[Stored data entries]
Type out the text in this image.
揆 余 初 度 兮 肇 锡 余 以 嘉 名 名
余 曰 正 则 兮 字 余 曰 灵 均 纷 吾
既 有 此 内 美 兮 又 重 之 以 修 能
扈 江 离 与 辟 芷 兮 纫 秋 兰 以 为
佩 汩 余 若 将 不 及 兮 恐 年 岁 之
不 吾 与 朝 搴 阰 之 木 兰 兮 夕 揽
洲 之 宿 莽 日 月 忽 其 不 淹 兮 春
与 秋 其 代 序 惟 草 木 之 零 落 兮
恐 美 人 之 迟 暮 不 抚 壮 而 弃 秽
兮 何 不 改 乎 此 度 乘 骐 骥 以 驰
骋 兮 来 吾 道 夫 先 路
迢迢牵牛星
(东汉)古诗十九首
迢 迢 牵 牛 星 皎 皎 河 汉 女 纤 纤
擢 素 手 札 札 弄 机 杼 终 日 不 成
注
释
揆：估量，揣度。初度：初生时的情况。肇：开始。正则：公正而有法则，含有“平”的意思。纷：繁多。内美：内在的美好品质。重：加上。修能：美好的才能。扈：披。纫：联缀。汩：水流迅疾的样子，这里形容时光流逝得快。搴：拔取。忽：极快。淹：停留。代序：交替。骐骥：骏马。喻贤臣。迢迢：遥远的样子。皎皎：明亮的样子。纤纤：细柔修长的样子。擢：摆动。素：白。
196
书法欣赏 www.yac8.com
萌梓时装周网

▸ **WORK INSTRUCTIONS**: Transcribe every entry word for word.

▸ **CORRECT RESULT**:
Type out the text in this image.
揆 余 初 度 兮 肇 锡 余 以 嘉 名 名
余 曰 正 则 兮 字 余 曰 灵 均 纷 吾
既 有 此 内 美 兮 又 重 之 以 修 能
扈 江 离 与 辟 芷 兮 纫 秋 兰 以 为
佩 汩 余 若 将 不 及 兮 恐 年 岁 之
不 吾 与 朝 搴 阰 之 木 兰 兮 夕 揽
洲 之 宿 莽 日 月 忽 其 不 淹 兮 春
与 秋 其 代 序 惟 草 木 之 零 落 兮
恐 美 人 之 迟 暮 不 抚 壮 而 弃 秽
兮 何 不 改 乎 此 度 乘 骐 骥 以 驰
骋 兮 来 吾 道 夫 先 路
迢迢牵牛星
(东汉)古诗十九首
迢 迢 牵 牛 星 皎 皎 河 汉 女 纤 纤
擢 素 手 札 札 弄 机 杼 终 日 不 成
注
释
揆：估量，揣度。初度：初生时的情况。肇：开始。正则：公正而有法则，含有“平”的意思。纷：繁多。内美：内在的美好品质。重：加上。修能：美好的才能。扈：披。纫：联缀。汩：水流迅疾的样子，这里形容时光流逝得快。搴：拔取。忽：极快。淹：停留。代序：交替。骐骥：骏马。喻贤臣。迢迢：遥远的样子。皎皎：明亮的样子。纤纤：细柔修长的样子。擢：摆动。素：白。
196
书法欣赏 www.yac8.com
萌梓时装周网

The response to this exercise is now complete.